• [Exercise directions]
Take all the material and copy it exactly.

• [Exercise input]
------------------------------------------------------------
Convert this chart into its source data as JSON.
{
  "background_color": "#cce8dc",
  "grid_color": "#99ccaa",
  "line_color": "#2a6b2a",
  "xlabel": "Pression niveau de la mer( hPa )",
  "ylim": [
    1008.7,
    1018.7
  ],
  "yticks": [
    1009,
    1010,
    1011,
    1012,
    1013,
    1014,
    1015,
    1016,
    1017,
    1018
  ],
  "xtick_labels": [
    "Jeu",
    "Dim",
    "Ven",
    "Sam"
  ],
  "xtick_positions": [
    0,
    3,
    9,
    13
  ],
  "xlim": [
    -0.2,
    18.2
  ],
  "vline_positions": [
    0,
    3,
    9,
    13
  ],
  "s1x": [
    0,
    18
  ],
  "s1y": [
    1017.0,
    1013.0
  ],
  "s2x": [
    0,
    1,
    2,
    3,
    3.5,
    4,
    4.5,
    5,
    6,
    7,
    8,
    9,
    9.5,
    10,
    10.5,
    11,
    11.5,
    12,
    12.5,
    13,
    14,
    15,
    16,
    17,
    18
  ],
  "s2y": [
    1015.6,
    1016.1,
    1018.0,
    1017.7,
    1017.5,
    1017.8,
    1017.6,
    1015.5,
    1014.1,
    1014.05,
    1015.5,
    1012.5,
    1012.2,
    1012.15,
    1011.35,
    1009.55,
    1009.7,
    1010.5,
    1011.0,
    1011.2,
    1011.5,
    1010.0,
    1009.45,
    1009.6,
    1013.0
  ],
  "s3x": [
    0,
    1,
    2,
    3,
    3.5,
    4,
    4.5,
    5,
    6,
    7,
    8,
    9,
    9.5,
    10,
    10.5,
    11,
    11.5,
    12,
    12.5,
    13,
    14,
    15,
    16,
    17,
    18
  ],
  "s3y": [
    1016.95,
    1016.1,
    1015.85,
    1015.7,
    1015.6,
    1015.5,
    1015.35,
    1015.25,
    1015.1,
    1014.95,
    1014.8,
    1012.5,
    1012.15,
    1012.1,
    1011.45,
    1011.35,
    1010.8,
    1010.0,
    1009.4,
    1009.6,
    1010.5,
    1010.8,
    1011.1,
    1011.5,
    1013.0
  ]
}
------------------------------------------------------------
• [Answer to this problem]
Convert this chart into its source data as JSON.
{
  "background_color": "#cce8dc",
  "grid_color": "#99ccaa",
  "line_color": "#2a6b2a",
  "xlabel": "Pression niveau de la mer( hPa )",
  "ylim": [
    1008.7,
    1018.7
  ],
  "yticks": [
    1009,
    1010,
    1011,
    1012,
    1013,
    1014,
    1015,
    1016,
    1017,
    1018
  ],
  "xtick_labels": [
    "Jeu",
    "Dim",
    "Ven",
    "Sam"
  ],
  "xtick_positions": [
    0,
    3,
    9,
    13
  ],
  "xlim": [
    -0.2,
    18.2
  ],
  "vline_positions": [
    0,
    3,
    9,
    13
  ],
  "s1x": [
    0,
    18
  ],
  "s1y": [
    1017.0,
    1013.0
  ],
  "s2x": [
    0,
    1,
    2,
    3,
    3.5,
    4,
    4.5,
    5,
    6,
    7,
    8,
    9,
    9.5,
    10,
    10.5,
    11,
    11.5,
    12,
    12.5,
    13,
    14,
    15,
    16,
    17,
    18
  ],
  "s2y": [
    1015.6,
    1016.1,
    1018.0,
    1017.7,
    1017.5,
    1017.8,
    1017.6,
    1015.5,
    1014.1,
    1014.05,
    1015.5,
    1012.5,
    1012.2,
    1012.15,
    1011.35,
    1009.55,
    1009.7,
    1010.5,
    1011.0,
    1011.2,
    1011.5,
    1010.0,
    1009.45,
    1009.6,
    1013.0
  ],
  "s3x": [
    0,
    1,
    2,
    3,
    3.5,
    4,
    4.5,
    5,
    6,
    7,
    8,
    9,
    9.5,
    10,
    10.5,
    11,
    11.5,
    12,
    12.5,
    13,
    14,
    15,
    16,
    17,
    18
  ],
  "s3y": [
    1016.95,
    1016.1,
    1015.85,
    1015.7,
    1015.6,
    1015.5,
    1015.35,
    1015.25,
    1015.1,
    1014.95,
    1014.8,
    1012.5,
    1012.15,
    1012.1,
    1011.45,
    1011.35,
    1010.8,
    1010.0,
    1009.4,
    1009.6,
    1010.5,
    1010.8,
    1011.1,
    1011.5,
    1013.0
  ]
}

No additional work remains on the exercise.